Copy every record exactly, and keep the pictures out.

[Dataset records]
====

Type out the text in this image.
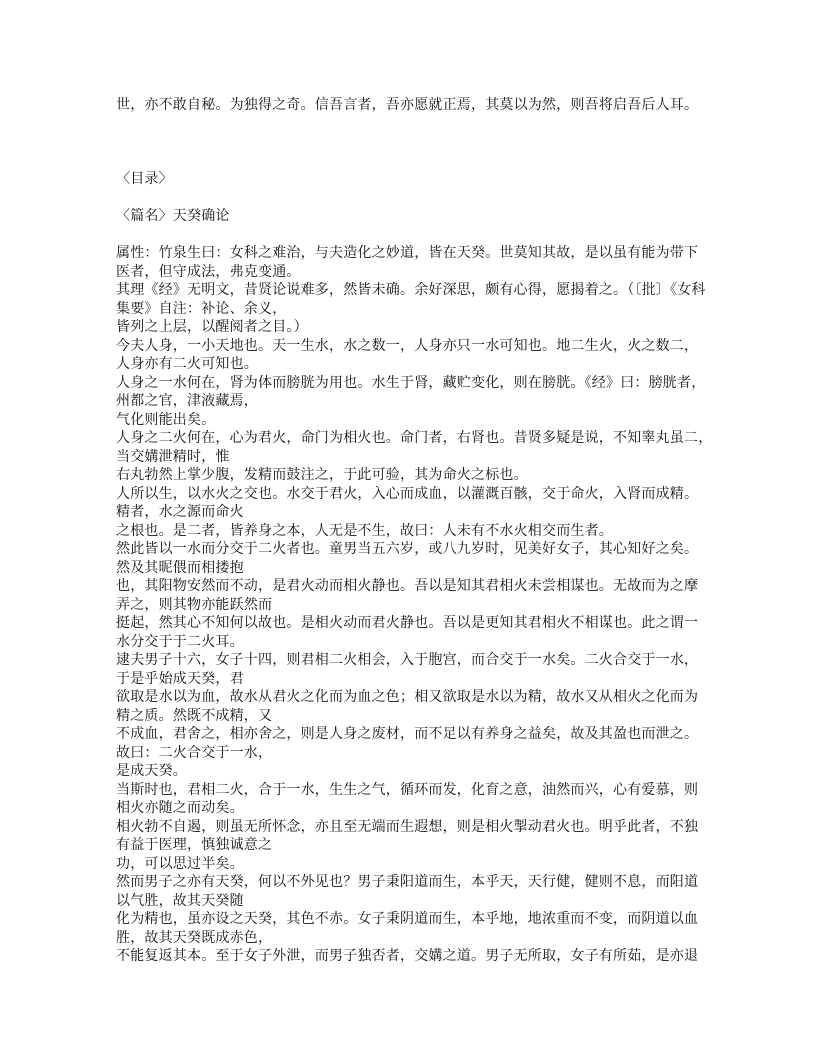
世，亦不敢自秘。为独得之奇。信吾言者，吾亦愿就正焉，其莫以为然，则吾将启吾后人耳。

〈目录〉

〈篇名〉天癸确论

属性：竹泉生曰：女科之难治，与夫造化之妙道，皆在天癸。世莫知其故，是以虽有能为带下
医者，但守成法，弗克变通。
其理《经》无明文，昔贤论说难多，然皆未确。余好深思，颇有心得，愿揭着之。（〔批〕《女科
集要》自注：补论、余义，
皆列之上层，以醒阅者之目。）
今夫人身，一小天地也。天一生水，水之数一，人身亦只一水可知也。地二生火，火之数二，
人身亦有二火可知也。
人身之一水何在，肾为体而膀胱为用也。水生于肾，藏贮变化，则在膀胱。《经》曰：膀胱者，
州都之官，津液藏焉，
气化则能出矣。
人身之二火何在，心为君火，命门为相火也。命门者，右肾也。昔贤多疑是说，不知睾丸虽二，
当交媾泄精时，惟
右丸勃然上掌少腹，发精而鼓注之，于此可验，其为命火之标也。
人所以生，以水火之交也。水交于君火，入心而成血，以灌溉百骸，交于命火，入肾而成精。
精者，水之源而命火
之根也。是二者，皆养身之本，人无是不生，故曰：人未有不水火相交而生者。
然此皆以一水而分交于二火者也。童男当五六岁，或八九岁时，见美好女子，其心知好之矣。
然及其昵偎而相搂抱
也，其阳物安然而不动，是君火动而相火静也。吾以是知其君相火未尝相谋也。无故而为之摩
弄之，则其物亦能跃然而
挺起，然其心不知何以故也。是相火动而君火静也。吾以是更知其君相火不相谋也。此之谓一
水分交于于二火耳。
逮夫男子十六，女子十四，则君相二火相会，入于胞宫，而合交于一水矣。二火合交于一水，
于是乎始成天癸，君
欲取是水以为血，故水从君火之化而为血之色；相又欲取是水以为精，故水又从相火之化而为
精之质。然既不成精，又
不成血，君舍之，相亦舍之，则是人身之废材，而不足以有养身之益矣，故及其盈也而泄之。
故曰：二火合交于一水，
是成天癸。
当斯时也，君相二火，合于一水，生生之气，循环而发，化育之意，油然而兴，心有爱慕，则
相火亦随之而动矣。
相火勃不自遏，则虽无所怀念，亦且至无端而生遐想，则是相火掣动君火也。明乎此者，不独
有益于医理，慎独诚意之
功，可以思过半矣。
然而男子之亦有天癸，何以不外见也？男子秉阳道而生，本乎天，天行健，健则不息，而阳道
以气胜，故其天癸随
化为精也，虽亦设之天癸，其色不赤。女子秉阴道而生，本乎地，地浓重而不变，而阴道以血
胜，故其天癸既成赤色，
不能复返其本。至于女子外泄，而男子独否者，交媾之道。男子无所取，女子有所茹，是亦退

====

Solution to this exercise:
Type out the text in this image.
世，亦不敢自秘。为独得之奇。信吾言者，吾亦愿就正焉，其莫以为然，则吾将启吾后人耳。

〈目录〉

〈篇名〉天癸确论

属性：竹泉生曰：女科之难治，与夫造化之妙道，皆在天癸。世莫知其故，是以虽有能为带下
医者，但守成法，弗克变通。
其理《经》无明文，昔贤论说难多，然皆未确。余好深思，颇有心得，愿揭着之。（〔批〕《女科
集要》自注：补论、余义，
皆列之上层，以醒阅者之目。）
今夫人身，一小天地也。天一生水，水之数一，人身亦只一水可知也。地二生火，火之数二，
人身亦有二火可知也。
人身之一水何在，肾为体而膀胱为用也。水生于肾，藏贮变化，则在膀胱。《经》曰：膀胱者，
州都之官，津液藏焉，
气化则能出矣。
人身之二火何在，心为君火，命门为相火也。命门者，右肾也。昔贤多疑是说，不知睾丸虽二，
当交媾泄精时，惟
右丸勃然上掌少腹，发精而鼓注之，于此可验，其为命火之标也。
人所以生，以水火之交也。水交于君火，入心而成血，以灌溉百骸，交于命火，入肾而成精。
精者，水之源而命火
之根也。是二者，皆养身之本，人无是不生，故曰：人未有不水火相交而生者。
然此皆以一水而分交于二火者也。童男当五六岁，或八九岁时，见美好女子，其心知好之矣。
然及其昵偎而相搂抱
也，其阳物安然而不动，是君火动而相火静也。吾以是知其君相火未尝相谋也。无故而为之摩
弄之，则其物亦能跃然而
挺起，然其心不知何以故也。是相火动而君火静也。吾以是更知其君相火不相谋也。此之谓一
水分交于于二火耳。
逮夫男子十六，女子十四，则君相二火相会，入于胞宫，而合交于一水矣。二火合交于一水，
于是乎始成天癸，君
欲取是水以为血，故水从君火之化而为血之色；相又欲取是水以为精，故水又从相火之化而为
精之质。然既不成精，又
不成血，君舍之，相亦舍之，则是人身之废材，而不足以有养身之益矣，故及其盈也而泄之。
故曰：二火合交于一水，
是成天癸。
当斯时也，君相二火，合于一水，生生之气，循环而发，化育之意，油然而兴，心有爱慕，则
相火亦随之而动矣。
相火勃不自遏，则虽无所怀念，亦且至无端而生遐想，则是相火掣动君火也。明乎此者，不独
有益于医理，慎独诚意之
功，可以思过半矣。
然而男子之亦有天癸，何以不外见也？男子秉阳道而生，本乎天，天行健，健则不息，而阳道
以气胜，故其天癸随
化为精也，虽亦设之天癸，其色不赤。女子秉阴道而生，本乎地，地浓重而不变，而阴道以血
胜，故其天癸既成赤色，
不能复返其本。至于女子外泄，而男子独否者，交媾之道。男子无所取，女子有所茹，是亦退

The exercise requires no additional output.